**EXERCISE GOAL**
Exact repetition is required: output every record in full.

>>>

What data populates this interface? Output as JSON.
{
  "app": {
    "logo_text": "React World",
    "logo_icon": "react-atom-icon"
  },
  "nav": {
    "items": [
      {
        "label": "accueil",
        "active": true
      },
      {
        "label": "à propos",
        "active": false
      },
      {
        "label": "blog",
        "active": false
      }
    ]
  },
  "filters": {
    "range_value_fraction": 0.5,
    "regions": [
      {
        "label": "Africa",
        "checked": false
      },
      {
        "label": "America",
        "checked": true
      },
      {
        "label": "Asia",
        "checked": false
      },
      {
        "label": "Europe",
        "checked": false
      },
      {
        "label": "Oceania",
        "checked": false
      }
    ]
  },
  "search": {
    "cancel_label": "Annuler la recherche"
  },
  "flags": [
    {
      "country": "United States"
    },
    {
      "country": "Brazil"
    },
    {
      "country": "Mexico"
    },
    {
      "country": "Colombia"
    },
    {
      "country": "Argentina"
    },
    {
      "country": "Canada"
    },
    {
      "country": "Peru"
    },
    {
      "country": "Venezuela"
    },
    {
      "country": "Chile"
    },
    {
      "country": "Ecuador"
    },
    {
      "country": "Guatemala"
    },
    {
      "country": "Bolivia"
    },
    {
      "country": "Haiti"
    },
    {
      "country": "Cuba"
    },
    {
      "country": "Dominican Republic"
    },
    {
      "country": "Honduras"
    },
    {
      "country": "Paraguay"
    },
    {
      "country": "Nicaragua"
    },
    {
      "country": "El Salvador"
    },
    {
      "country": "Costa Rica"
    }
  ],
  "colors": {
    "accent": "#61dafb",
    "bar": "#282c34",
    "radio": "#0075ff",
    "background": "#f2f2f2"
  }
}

<<<

**EXPECTED OUTPUT**
What data populates this interface? Output as JSON.
{
  "app": {
    "logo_text": "React World",
    "logo_icon": "react-atom-icon"
  },
  "nav": {
    "items": [
      {
        "label": "accueil",
        "active": true
      },
      {
        "label": "à propos",
        "active": false
      },
      {
        "label": "blog",
        "active": false
      }
    ]
  },
  "filters": {
    "range_value_fraction": 0.5,
    "regions": [
      {
        "label": "Africa",
        "checked": false
      },
      {
        "label": "America",
        "checked": true
      },
      {
        "label": "Asia",
        "checked": false
      },
      {
        "label": "Europe",
        "checked": false
      },
      {
        "label": "Oceania",
        "checked": false
      }
    ]
  },
  "search": {
    "cancel_label": "Annuler la recherche"
  },
  "flags": [
    {
      "country": "United States"
    },
    {
      "country": "Brazil"
    },
    {
      "country": "Mexico"
    },
    {
      "country": "Colombia"
    },
    {
      "country": "Argentina"
    },
    {
      "country": "Canada"
    },
    {
      "country": "Peru"
    },
    {
      "country": "Venezuela"
    },
    {
      "country": "Chile"
    },
    {
      "country": "Ecuador"
    },
    {
      "country": "Guatemala"
    },
    {
      "country": "Bolivia"
    },
    {
      "country": "Haiti"
    },
    {
      "country": "Cuba"
    },
    {
      "country": "Dominican Republic"
    },
    {
      "country": "Honduras"
    },
    {
      "country": "Paraguay"
    },
    {
      "country": "Nicaragua"
    },
    {
      "country": "El Salvador"
    },
    {
      "country": "Costa Rica"
    }
  ],
  "colors": {
    "accent": "#61dafb",
    "bar": "#282c34",
    "radio": "#0075ff",
    "background": "#f2f2f2"
  }
}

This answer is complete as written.